• What the exercise asks:
Output every line exactly as written. Leave out pictures.

• Data in this exercise:
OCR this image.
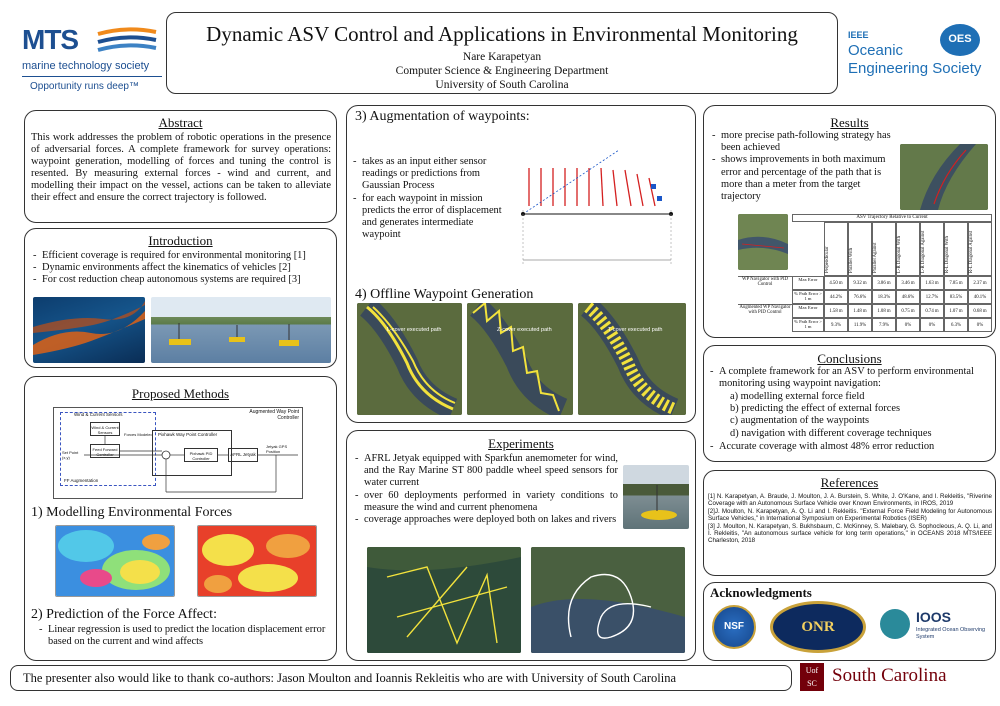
MTS
marine technology society
Opportunity runs deep™
Dynamic ASV Control and Applications in Environmental Monitoring
Nare Karapetyan
Computer Science & Engineering Department
University of South Carolina
IEEE
Oceanic
Engineering Society
OES
Abstract
This work addresses the problem of robotic operations in the presence of adversarial forces. A complete framework for survey operations: waypoint generation, modelling of forces and tuning the control is resented. By measuring external forces - wind and current, and modelling their impact on the vessel, actions can be taken to alleviate their effect and ensure the correct trajectory is followed.
Introduction
- Efficient coverage is required for environmental monitoring [1]
- Dynamic environments affect the kinematics of vehicles [2]
- For cost reduction cheap autonomous systems are required [3]
Proposed Methods
Augmented Way Point Controller
Wind & Current Sensors
Wind & Current Sensors
Feed Forward Controller
Forces Modeled Pixhawk Way Point Controller
Pixhawk PID Controller
AFRL Jetyak
Set Point (x,y)
Jetyak GPS Position
FF Augmentation
1) Modelling Environmental Forces
2) Prediction of the Force Affect:
- Linear regression is used to predict the location displacement error based on the current and wind affects
3) Augmentation of waypoints:
- takes as an input either sensor readings or predictions from Gaussian Process
- for each waypoint in mission predicts the error of displacement and generates intermediate waypoint
4) Offline Waypoint Generation
L-cover executed path	Z-cover executed path	T-cover executed path
Experiments
- AFRL Jetyak equipped with Sparkfun anemometer for wind, and the Ray Marine ST 800 paddle wheel speed sensors for water current
- over 60 deployments performed in variety conditions to measure the wind and current phenomena
- coverage approaches were deployed both on lakes and rivers
Results
- more precise path-following strategy has been achieved
- shows improvements in both maximum error and percentage of the path that is more than a meter from the target trajectory
ASV Trajectory Relative to Current
Perpendicular	Parallel With	Parallel Against	L-R Diagonal With	L-R Diagonal Against	R-L Diagonal With	R-L Diagonal Against
WP Navigator with PID Control
Max Error
4.50 m	9.32 m	3.86 m	3.46 m	1.63 m	7.85 m	2.37 m
% Path Error > 1 m	44.2%	76.6%	18.3%	48.6%	12.7%	83.5%	40.1%
Augmented WP Navigator with PID Control
Max Error
1.58 m	1.48 m	1.08 m	0.75 m	0.74 m	1.07 m	0.68 m
% Path Error > 1 m	9.3%	11.9%	7.9%	0%	0%	6.3%	0%
Conclusions
- A complete framework for an ASV to perform environmental monitoring using waypoint navigation:
a) modelling external force field
b) predicting the effect of external forces
c) augmentation of the waypoints
d) navigation with different coverage techniques
- Accurate coverage with almost 48% error reduction
References
[1] N. Karapetyan, A. Braude, J. Moulton, J. A. Burstein, S. White, J. O'Kane, and I. Rekleitis, "Riverine Coverage with an Autonomous Surface Vehicle over Known Environments, in IROS, 2019
[2]J. Moulton, N. Karapetyan, A. Q. Li and I. Rekleitis. "External Force Field Modeling for Autonomous Surface Vehicles," in International Symposium on Experimental Robotics (ISER)
[3] J. Moulton, N. Karapetyan, S. Bukhsbaum, C. McKinney, S. Malebary, G. Sophocleous, A. Q. Li, and I. Rekleitis, "An autonomous surface vehicle for long term operations," in OCEANS 2018 MTS/IEEE Charleston, 2018
Acknowledgments
NSF	ONR
IOOS
Integrated Ocean Observing System
The presenter also would like to thank co-authors: Jason Moulton and Ioannis Rekleitis who are with University of South Carolina
Uof SC South Carolina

• The output:
OCR this image.
MTS
marine technology society
Opportunity runs deep™
Dynamic ASV Control and Applications in Environmental Monitoring
Nare Karapetyan
Computer Science & Engineering Department
University of South Carolina
IEEE
Oceanic
Engineering Society
OES
Abstract
This work addresses the problem of robotic operations in the presence of adversarial forces. A complete framework for survey operations: waypoint generation, modelling of forces and tuning the control is resented. By measuring external forces - wind and current, and modelling their impact on the vessel, actions can be taken to alleviate their effect and ensure the correct trajectory is followed.
Introduction
- Efficient coverage is required for environmental monitoring [1]
- Dynamic environments affect the kinematics of vehicles [2]
- For cost reduction cheap autonomous systems are required [3]
Proposed Methods
Augmented Way Point Controller
Wind & Current Sensors
Wind & Current Sensors
Feed Forward Controller
Forces Modeled Pixhawk Way Point Controller
Pixhawk PID Controller
AFRL Jetyak
Set Point (x,y)
Jetyak GPS Position
FF Augmentation
1) Modelling Environmental Forces
2) Prediction of the Force Affect:
- Linear regression is used to predict the location displacement error based on the current and wind affects
3) Augmentation of waypoints:
- takes as an input either sensor readings or predictions from Gaussian Process
- for each waypoint in mission predicts the error of displacement and generates intermediate waypoint
4) Offline Waypoint Generation
L-cover executed path	Z-cover executed path	T-cover executed path
Experiments
- AFRL Jetyak equipped with Sparkfun anemometer for wind, and the Ray Marine ST 800 paddle wheel speed sensors for water current
- over 60 deployments performed in variety conditions to measure the wind and current phenomena
- coverage approaches were deployed both on lakes and rivers
Results
- more precise path-following strategy has been achieved
- shows improvements in both maximum error and percentage of the path that is more than a meter from the target trajectory
ASV Trajectory Relative to Current
Perpendicular	Parallel With	Parallel Against	L-R Diagonal With	L-R Diagonal Against	R-L Diagonal With	R-L Diagonal Against
WP Navigator with PID Control
Max Error
4.50 m	9.32 m	3.86 m	3.46 m	1.63 m	7.85 m	2.37 m
% Path Error > 1 m	44.2%	76.6%	18.3%	48.6%	12.7%	83.5%	40.1%
Augmented WP Navigator with PID Control
Max Error
1.58 m	1.48 m	1.08 m	0.75 m	0.74 m	1.07 m	0.68 m
% Path Error > 1 m	9.3%	11.9%	7.9%	0%	0%	6.3%	0%
Conclusions
- A complete framework for an ASV to perform environmental monitoring using waypoint navigation:
a) modelling external force field
b) predicting the effect of external forces
c) augmentation of the waypoints
d) navigation with different coverage techniques
- Accurate coverage with almost 48% error reduction
References
[1] N. Karapetyan, A. Braude, J. Moulton, J. A. Burstein, S. White, J. O'Kane, and I. Rekleitis, "Riverine Coverage with an Autonomous Surface Vehicle over Known Environments, in IROS, 2019
[2]J. Moulton, N. Karapetyan, A. Q. Li and I. Rekleitis. "External Force Field Modeling for Autonomous Surface Vehicles," in International Symposium on Experimental Robotics (ISER)
[3] J. Moulton, N. Karapetyan, S. Bukhsbaum, C. McKinney, S. Malebary, G. Sophocleous, A. Q. Li, and I. Rekleitis, "An autonomous surface vehicle for long term operations," in OCEANS 2018 MTS/IEEE Charleston, 2018
Acknowledgments
NSF	ONR
IOOS
Integrated Ocean Observing System
The presenter also would like to thank co-authors: Jason Moulton and Ioannis Rekleitis who are with University of South Carolina
Uof SC South Carolina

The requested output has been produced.